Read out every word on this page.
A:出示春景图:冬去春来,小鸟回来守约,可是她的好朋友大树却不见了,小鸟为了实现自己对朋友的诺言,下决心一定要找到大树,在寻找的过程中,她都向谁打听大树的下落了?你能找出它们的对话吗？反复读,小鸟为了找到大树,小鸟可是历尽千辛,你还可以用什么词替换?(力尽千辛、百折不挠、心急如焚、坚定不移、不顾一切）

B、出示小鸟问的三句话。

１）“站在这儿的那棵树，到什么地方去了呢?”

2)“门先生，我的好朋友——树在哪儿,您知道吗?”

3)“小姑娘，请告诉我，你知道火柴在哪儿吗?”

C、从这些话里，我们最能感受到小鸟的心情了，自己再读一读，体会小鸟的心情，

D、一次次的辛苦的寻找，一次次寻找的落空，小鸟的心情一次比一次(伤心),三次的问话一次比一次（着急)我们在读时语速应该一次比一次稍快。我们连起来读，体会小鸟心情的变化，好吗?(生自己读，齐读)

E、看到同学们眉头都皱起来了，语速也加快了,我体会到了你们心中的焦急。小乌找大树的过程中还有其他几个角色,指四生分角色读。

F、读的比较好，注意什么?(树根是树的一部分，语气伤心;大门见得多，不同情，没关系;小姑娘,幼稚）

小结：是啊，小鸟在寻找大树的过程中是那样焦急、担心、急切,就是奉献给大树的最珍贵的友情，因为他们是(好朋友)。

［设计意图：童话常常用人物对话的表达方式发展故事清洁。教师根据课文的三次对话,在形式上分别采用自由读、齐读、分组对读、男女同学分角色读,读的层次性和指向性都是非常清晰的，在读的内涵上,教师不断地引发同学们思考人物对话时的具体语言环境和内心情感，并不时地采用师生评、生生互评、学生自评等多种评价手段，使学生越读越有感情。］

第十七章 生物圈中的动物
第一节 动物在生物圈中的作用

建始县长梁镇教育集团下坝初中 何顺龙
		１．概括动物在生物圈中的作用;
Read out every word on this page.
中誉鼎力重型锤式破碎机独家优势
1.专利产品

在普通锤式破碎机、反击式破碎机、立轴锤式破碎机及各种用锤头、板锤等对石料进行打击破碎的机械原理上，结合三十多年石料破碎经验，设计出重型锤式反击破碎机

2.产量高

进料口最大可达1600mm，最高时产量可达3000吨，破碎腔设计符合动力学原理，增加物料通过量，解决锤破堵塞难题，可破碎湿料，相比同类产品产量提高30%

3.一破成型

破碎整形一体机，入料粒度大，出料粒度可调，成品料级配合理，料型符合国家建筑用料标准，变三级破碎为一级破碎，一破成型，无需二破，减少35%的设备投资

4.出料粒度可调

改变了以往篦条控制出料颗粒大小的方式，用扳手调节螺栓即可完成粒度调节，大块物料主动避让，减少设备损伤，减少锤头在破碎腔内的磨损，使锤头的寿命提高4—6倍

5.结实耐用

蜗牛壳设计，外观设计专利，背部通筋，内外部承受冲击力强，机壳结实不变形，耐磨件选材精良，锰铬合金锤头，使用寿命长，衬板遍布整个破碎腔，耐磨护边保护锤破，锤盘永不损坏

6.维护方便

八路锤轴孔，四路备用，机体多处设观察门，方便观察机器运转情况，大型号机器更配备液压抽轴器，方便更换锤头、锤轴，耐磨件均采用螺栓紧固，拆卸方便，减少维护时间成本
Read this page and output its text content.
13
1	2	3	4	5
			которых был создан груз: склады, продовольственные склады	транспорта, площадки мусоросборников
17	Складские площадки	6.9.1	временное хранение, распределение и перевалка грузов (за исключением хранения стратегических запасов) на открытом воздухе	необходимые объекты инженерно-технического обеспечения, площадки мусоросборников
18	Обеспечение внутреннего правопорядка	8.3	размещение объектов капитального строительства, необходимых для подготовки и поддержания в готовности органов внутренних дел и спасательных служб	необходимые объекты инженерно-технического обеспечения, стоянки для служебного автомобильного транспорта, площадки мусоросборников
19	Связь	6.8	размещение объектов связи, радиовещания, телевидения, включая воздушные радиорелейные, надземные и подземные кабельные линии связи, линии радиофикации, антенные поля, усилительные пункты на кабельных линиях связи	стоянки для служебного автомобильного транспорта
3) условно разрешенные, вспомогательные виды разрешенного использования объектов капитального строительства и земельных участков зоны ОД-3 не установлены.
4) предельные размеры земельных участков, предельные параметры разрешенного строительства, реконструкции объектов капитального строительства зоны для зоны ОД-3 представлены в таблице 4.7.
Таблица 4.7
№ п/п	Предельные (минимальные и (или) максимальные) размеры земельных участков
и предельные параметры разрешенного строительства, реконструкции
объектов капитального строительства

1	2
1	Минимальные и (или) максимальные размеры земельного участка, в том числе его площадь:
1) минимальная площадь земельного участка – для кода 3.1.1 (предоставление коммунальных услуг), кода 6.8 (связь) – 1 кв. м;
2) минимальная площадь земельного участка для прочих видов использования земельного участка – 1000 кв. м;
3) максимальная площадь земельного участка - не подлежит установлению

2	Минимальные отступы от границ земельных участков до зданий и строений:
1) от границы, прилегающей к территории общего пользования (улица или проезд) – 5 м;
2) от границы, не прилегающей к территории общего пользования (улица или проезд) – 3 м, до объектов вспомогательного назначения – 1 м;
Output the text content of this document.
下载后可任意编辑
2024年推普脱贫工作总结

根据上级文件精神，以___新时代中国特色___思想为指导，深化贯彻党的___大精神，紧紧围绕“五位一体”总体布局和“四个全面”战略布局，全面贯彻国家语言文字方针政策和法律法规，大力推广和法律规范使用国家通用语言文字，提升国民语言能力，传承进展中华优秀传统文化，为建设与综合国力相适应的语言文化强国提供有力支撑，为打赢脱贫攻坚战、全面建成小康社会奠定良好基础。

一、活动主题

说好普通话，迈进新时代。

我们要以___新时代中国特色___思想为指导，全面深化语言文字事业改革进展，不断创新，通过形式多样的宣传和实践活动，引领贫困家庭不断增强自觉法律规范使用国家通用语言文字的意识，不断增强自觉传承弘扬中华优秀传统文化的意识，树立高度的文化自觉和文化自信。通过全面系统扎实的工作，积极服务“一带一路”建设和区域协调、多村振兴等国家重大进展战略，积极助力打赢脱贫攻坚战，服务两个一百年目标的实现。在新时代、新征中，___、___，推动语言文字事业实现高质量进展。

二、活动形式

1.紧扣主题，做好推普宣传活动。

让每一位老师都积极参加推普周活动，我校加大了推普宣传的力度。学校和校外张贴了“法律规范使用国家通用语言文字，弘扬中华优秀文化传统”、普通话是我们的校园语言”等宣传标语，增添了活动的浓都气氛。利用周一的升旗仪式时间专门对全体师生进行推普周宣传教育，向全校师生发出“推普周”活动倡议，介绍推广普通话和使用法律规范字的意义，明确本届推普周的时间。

:::

Using the records above, select and copy every line that has the word "служебного".

18	Обеспечение внутреннего правопорядка	8.3	размещение объектов капитального строительства, необходимых для подготовки и поддержания в готовности органов внутренних дел и спасательных служб	необходимые объекты инженерно-технического обеспечения, стоянки для служебного автомобильного транспорта, площадки мусоросборников
19	Связь	6.8	размещение объектов связи, радиовещания, телевидения, включая воздушные радиорелейные, надземные и подземные кабельные линии связи, линии радиофикации, антенные поля, усилительные пункты на кабельных линиях связи	стоянки для служебного автомобильного транспорта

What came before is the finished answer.